- SELECTED EXCERPT:

— Begin —

# 1984 Greenville Schwinn CC5



## RLS (May 6, 2018)

Hey all,
  So after some serious head scratching and cleanup of that OTHER bike (John Deere themed) I found the Morrow beyond use [brake sleeve and one half of the driver ring busted in two] It occured to Me that there was no way to stop that bike equipped with a motor on account of it would have meant a coaster delete, and no way to put brakes of another type on it.
  I bargained my buddy into a slightly beat up 1983 Cruiser5 in Candy Red for putting together my MotorBike project.
  It was a fairly easy negotiation on account he was not convinced it was a true Chicago due to being equipped with a more AND style tubular front fork.
I went through hell trying to figure out how to get the little black 80cc in the frame before chopping up a badly bent OCC Stingray 4.25×20 rear rim to fabricate custom motor mounts from.
  The issue I ran into was the distance from the inside of the crank (at center of pedal stud) to the frame was a bit to narrow in combination of being roughly a 13.5-14 inch rotation radius at the tip or each crank arm.
  I remedied that in part by trading the crankset with the smaller one from My 1979 Town & Country Trike 3speed (another project for another thread) I of course broke them down to keep the respective chainrings correct.
  To be Cont........


----------



## Schwinn lover (May 6, 2018)

RLS  there a guy called ManicMechanic who sells custom engine mounts. Call George and ask about 1" mounts for a old school Schwinn. No fabrication needed & no headaches!


----------



## Schwinn lover (May 6, 2018)

Oh  And welcome to the cabe!

Ride on ! 
Roger


----------



## GTs58 (May 6, 2018)

Looks like you're having some hardcore fun there. 

 

Following the build.

I think your buddy had the Cruiser pegged as a non Chicago Schwinn. There are parts on it that were made in Chicago but the bike was built by Murray in TN. The first clue on these Murray built Schwinns is the chain stay tubing not being EF at the bottom bracket and the lack of the EF on the bottom bracket shell.


----------



## RLS (May 7, 2018)

GTs58 said:


> Looks like you're having some hardcore fun there. View attachment 802661
> 
> Following the build.
> 
> I think your buddy had the Cruiser pegged as a non Chicago Schwinn. There are parts on it that were made in Chicago but the bike was built by Murray in TN. The first clue on these Murray built Schwinns is the chain stay tubing not being EF at the bottom bracket and the lack of the EF on the bottom bracket shell.

— End —

- CHALLENGE:
List every distinct username that appears in a post heading of the Schwinn thread. Use only the Schwinn thread to complete the tasks.

- RECORD SET:

— Begin —

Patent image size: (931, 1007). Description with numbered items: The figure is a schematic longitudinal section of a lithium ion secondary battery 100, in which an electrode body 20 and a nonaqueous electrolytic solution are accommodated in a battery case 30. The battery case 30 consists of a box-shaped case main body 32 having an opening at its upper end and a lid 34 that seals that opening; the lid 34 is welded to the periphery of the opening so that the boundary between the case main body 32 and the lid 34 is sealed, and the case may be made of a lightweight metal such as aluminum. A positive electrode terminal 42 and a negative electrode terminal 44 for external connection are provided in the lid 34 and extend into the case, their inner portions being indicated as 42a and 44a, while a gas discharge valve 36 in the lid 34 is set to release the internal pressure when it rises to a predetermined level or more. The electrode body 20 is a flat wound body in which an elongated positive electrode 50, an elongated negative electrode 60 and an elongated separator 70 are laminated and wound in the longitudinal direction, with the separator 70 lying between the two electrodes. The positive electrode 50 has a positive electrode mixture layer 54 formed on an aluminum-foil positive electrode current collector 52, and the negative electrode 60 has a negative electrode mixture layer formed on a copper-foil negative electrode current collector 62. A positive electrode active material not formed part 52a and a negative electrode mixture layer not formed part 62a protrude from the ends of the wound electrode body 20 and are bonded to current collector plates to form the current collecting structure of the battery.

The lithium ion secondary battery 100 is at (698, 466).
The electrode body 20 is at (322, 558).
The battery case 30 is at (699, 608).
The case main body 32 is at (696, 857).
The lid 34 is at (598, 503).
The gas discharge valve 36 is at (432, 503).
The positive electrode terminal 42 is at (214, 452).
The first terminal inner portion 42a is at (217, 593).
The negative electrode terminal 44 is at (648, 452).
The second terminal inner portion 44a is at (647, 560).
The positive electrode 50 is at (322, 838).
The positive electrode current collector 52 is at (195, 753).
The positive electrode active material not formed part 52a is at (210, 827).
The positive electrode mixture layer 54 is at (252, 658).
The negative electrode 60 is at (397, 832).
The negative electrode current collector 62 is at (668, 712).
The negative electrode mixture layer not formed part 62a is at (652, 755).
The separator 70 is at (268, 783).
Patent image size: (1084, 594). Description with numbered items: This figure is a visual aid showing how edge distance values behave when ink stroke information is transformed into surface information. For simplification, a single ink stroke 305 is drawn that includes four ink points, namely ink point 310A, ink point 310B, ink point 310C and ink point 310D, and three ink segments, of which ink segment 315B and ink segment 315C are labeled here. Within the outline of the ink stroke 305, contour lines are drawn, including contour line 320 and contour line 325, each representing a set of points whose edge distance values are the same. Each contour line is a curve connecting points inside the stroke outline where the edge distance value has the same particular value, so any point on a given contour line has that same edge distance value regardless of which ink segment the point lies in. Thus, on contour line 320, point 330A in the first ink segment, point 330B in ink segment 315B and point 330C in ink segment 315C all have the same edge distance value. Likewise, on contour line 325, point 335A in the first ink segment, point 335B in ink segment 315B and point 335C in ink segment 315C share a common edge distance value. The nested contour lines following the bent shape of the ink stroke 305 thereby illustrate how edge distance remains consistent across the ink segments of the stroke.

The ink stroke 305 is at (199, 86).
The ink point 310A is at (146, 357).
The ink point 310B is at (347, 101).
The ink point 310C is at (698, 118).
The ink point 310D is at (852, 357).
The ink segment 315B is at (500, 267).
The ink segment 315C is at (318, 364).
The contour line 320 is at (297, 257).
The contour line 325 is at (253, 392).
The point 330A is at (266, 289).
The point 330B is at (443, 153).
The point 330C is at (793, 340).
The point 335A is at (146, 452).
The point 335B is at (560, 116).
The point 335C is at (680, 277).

— End —
— Begin —

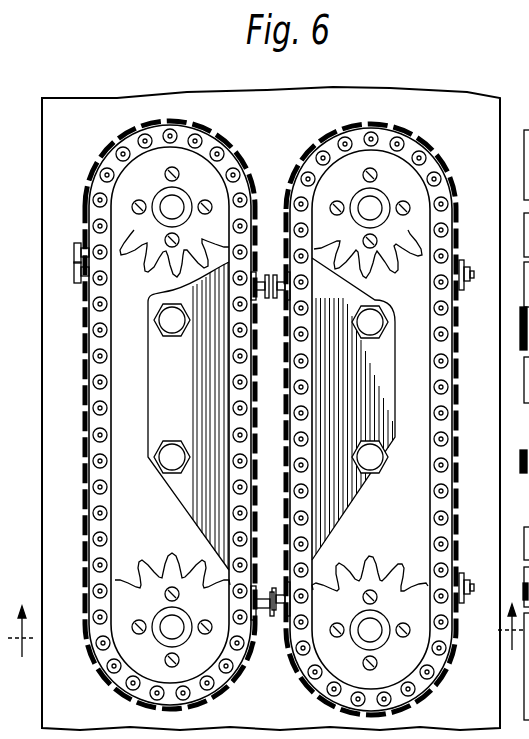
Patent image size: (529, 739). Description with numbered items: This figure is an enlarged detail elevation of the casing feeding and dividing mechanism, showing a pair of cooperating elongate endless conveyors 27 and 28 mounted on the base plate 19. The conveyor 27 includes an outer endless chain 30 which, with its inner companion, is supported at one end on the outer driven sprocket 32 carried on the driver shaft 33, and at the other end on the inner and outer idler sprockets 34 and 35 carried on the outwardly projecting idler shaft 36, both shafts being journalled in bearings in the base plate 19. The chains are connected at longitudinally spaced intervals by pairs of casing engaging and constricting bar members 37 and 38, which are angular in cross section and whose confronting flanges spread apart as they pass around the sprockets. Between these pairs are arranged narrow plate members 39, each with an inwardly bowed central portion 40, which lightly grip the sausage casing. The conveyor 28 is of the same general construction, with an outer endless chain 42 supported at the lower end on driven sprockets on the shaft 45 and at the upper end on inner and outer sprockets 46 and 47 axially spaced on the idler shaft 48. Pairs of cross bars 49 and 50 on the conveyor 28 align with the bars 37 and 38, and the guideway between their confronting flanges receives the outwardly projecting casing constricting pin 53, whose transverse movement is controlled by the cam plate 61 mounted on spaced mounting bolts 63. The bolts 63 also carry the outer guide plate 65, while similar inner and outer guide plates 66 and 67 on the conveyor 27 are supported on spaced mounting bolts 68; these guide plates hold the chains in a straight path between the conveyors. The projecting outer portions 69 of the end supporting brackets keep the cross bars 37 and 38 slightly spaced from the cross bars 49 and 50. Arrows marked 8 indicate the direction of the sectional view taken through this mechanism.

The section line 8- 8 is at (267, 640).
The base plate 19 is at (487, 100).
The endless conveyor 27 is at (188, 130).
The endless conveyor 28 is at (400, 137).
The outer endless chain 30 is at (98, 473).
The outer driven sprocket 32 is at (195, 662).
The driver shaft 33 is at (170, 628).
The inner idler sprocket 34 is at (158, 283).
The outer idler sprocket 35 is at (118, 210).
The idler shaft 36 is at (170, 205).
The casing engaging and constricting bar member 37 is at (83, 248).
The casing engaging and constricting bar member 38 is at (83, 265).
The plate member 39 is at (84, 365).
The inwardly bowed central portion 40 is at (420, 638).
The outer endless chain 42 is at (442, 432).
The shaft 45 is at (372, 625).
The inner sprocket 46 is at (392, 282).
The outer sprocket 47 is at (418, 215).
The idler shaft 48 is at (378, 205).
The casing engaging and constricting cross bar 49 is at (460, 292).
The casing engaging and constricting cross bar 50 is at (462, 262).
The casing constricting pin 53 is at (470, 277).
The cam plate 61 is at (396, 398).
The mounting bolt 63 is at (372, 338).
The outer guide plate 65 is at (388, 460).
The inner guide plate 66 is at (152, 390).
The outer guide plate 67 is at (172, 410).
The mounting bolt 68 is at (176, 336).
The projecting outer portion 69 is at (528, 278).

— End —

- EXPECTED ANSWER:
RLS, Schwinn lover, GTs58